WRITTEN TASK:
From the entries below, extract every line that includes the word "regler".

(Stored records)
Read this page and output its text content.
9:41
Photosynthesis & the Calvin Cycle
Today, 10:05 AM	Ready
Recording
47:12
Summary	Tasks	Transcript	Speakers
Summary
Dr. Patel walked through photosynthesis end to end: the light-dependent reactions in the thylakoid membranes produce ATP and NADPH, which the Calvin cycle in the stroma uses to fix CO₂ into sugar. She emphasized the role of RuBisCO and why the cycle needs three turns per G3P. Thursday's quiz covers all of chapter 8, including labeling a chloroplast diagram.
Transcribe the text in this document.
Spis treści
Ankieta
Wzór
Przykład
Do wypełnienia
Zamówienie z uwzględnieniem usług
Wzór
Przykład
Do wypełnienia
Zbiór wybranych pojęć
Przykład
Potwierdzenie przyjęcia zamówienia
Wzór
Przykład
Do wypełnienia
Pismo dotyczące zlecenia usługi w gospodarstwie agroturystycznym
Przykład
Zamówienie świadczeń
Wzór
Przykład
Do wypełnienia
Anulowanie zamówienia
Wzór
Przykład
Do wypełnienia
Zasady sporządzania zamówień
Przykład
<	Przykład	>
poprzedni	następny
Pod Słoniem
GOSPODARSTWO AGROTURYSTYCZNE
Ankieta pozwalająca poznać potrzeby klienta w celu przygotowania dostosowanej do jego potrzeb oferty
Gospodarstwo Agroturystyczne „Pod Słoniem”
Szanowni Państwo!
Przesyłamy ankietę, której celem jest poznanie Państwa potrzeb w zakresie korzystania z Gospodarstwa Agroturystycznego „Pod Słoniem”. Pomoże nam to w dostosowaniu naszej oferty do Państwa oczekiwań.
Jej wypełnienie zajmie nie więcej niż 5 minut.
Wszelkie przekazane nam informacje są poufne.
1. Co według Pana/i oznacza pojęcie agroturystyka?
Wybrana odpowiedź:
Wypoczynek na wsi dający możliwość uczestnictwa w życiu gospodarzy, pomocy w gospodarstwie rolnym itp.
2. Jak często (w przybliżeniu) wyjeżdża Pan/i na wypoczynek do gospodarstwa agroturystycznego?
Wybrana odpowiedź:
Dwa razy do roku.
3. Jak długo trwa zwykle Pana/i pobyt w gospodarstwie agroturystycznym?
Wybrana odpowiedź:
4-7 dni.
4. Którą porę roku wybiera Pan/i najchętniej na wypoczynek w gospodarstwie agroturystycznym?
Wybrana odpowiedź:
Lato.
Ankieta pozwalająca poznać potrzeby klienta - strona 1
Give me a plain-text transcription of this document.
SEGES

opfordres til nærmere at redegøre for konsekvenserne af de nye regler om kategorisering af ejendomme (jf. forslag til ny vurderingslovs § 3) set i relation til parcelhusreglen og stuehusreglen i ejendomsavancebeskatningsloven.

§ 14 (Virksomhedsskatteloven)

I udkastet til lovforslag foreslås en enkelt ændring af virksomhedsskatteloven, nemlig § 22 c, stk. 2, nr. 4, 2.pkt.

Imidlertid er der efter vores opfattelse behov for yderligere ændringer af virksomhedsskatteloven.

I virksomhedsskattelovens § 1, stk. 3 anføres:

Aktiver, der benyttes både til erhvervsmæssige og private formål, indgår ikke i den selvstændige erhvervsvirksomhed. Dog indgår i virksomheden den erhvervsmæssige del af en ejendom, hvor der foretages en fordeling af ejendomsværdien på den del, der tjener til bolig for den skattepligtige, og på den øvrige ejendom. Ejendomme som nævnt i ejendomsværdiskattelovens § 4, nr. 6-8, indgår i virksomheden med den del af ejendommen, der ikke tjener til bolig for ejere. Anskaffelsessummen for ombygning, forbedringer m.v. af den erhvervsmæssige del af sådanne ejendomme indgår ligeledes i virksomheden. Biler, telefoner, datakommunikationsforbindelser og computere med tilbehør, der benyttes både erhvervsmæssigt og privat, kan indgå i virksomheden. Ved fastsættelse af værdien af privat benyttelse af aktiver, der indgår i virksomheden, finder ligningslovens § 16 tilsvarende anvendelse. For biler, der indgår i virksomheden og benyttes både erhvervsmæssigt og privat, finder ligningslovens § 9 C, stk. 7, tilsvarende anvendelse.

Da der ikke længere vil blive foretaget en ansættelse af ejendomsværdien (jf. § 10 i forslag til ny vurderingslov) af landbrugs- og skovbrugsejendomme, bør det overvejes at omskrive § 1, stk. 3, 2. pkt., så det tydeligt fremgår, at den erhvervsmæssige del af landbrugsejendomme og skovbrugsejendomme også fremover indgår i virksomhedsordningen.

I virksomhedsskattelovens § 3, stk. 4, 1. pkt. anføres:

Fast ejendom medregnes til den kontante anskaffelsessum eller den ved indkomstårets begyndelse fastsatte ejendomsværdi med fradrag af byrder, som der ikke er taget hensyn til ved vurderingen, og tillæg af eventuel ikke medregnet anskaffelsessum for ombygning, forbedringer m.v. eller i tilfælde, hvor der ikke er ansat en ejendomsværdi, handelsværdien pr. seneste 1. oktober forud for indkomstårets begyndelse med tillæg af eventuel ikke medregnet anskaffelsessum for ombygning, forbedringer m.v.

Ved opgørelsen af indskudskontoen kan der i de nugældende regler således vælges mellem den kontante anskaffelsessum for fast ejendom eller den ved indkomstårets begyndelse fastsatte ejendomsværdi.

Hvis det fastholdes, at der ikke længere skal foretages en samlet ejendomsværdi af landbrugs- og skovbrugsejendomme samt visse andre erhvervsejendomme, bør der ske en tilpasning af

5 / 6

FULL OUTPUT:
opfordres til nærmere at redegøre for konsekvenserne af de nye regler om kategorisering af ejendomme (jf. forslag til ny vurderingslovs § 3) set i relation til parcelhusreglen og stuehusreglen i ejendomsavancebeskatningsloven.
Ved opgørelsen af indskudskontoen kan der i de nugældende regler således vælges mellem den kontante anskaffelsessum for fast ejendom eller den ved indkomstårets begyndelse fastsatte ejendomsværdi.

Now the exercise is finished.